## DIRECTIONS
Return the listing below verbatim. Pictures do not belong in the copy.

(Dataset items)
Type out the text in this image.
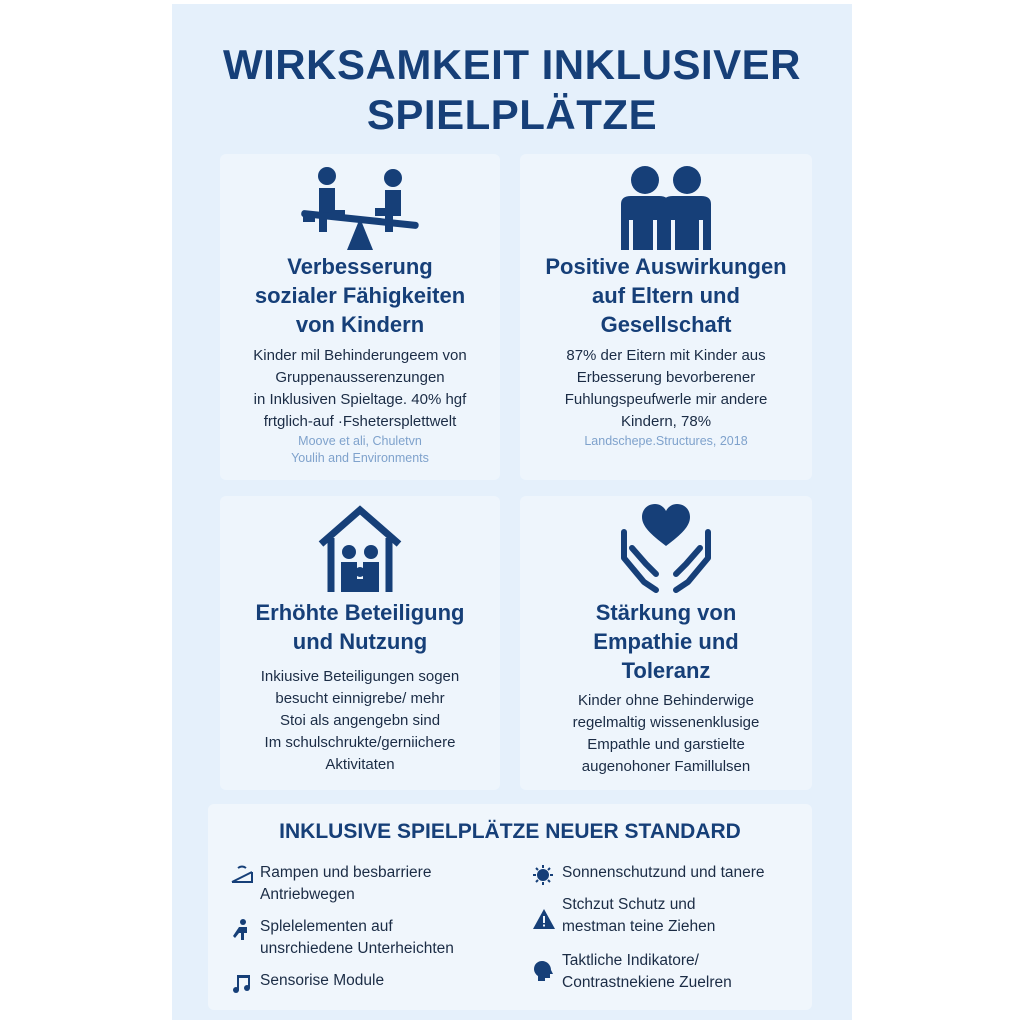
WIRKSAMKEIT INKLUSIVER
SPIELPLÄTZE
Verbesserung
sozialer Fähigkeiten
von Kindern

Kinder mil Behinderungeem von
Gruppenausserenzungen
in Inklusiven Spieltage. 40% hgf
frtglich-auf ·Fshetersplettwelt

Moove et ali, Chuletvn
Youlih and Environments
Positive Auswirkungen
auf Eltern und
Gesellschaft

87% der Eitern mit Kinder aus
Erbesserung bevorberener
Fuhlungspeufwerle mir andere
Kindern, 78%

Landschepe.Structures, 2018
Erhöhte Beteiligung
und Nutzung

Inkiusive Beteiligungen sogen
besucht einnigrebe/ mehr
Stoi als angengebn sind
Im schulschrukte/gerniichere
Aktivitaten

Stärkung von
Empathie und
Toleranz

Kinder ohne Behinderwige
regelmaltig wissenenklusige
Empathle und garstielte
augenohoner Famillulsen

INKLUSIVE SPIELPLÄTZE NEUER STANDARD
Rampen und besbarriere
Antriebwegen
Splelelementen auf
unsrchiedene Unterheichten
Sensorise Module
Sonnenschutzund und tanere
Stchzut Schutz und
mestman teine Ziehen
Taktliche Indikatore/
Contrastnekiene Zuelren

## FULL SOLUTION
Type out the text in this image.
WIRKSAMKEIT INKLUSIVER
SPIELPLÄTZE
Verbesserung
sozialer Fähigkeiten
von Kindern

Kinder mil Behinderungeem von
Gruppenausserenzungen
in Inklusiven Spieltage. 40% hgf
frtglich-auf ·Fshetersplettwelt

Moove et ali, Chuletvn
Youlih and Environments
Positive Auswirkungen
auf Eltern und
Gesellschaft

87% der Eitern mit Kinder aus
Erbesserung bevorberener
Fuhlungspeufwerle mir andere
Kindern, 78%

Landschepe.Structures, 2018
Erhöhte Beteiligung
und Nutzung

Inkiusive Beteiligungen sogen
besucht einnigrebe/ mehr
Stoi als angengebn sind
Im schulschrukte/gerniichere
Aktivitaten

Stärkung von
Empathie und
Toleranz

Kinder ohne Behinderwige
regelmaltig wissenenklusige
Empathle und garstielte
augenohoner Famillulsen

INKLUSIVE SPIELPLÄTZE NEUER STANDARD
Rampen und besbarriere
Antriebwegen
Splelelementen auf
unsrchiedene Unterheichten
Sensorise Module
Sonnenschutzund und tanere
Stchzut Schutz und
mestman teine Ziehen
Taktliche Indikatore/
Contrastnekiene Zuelren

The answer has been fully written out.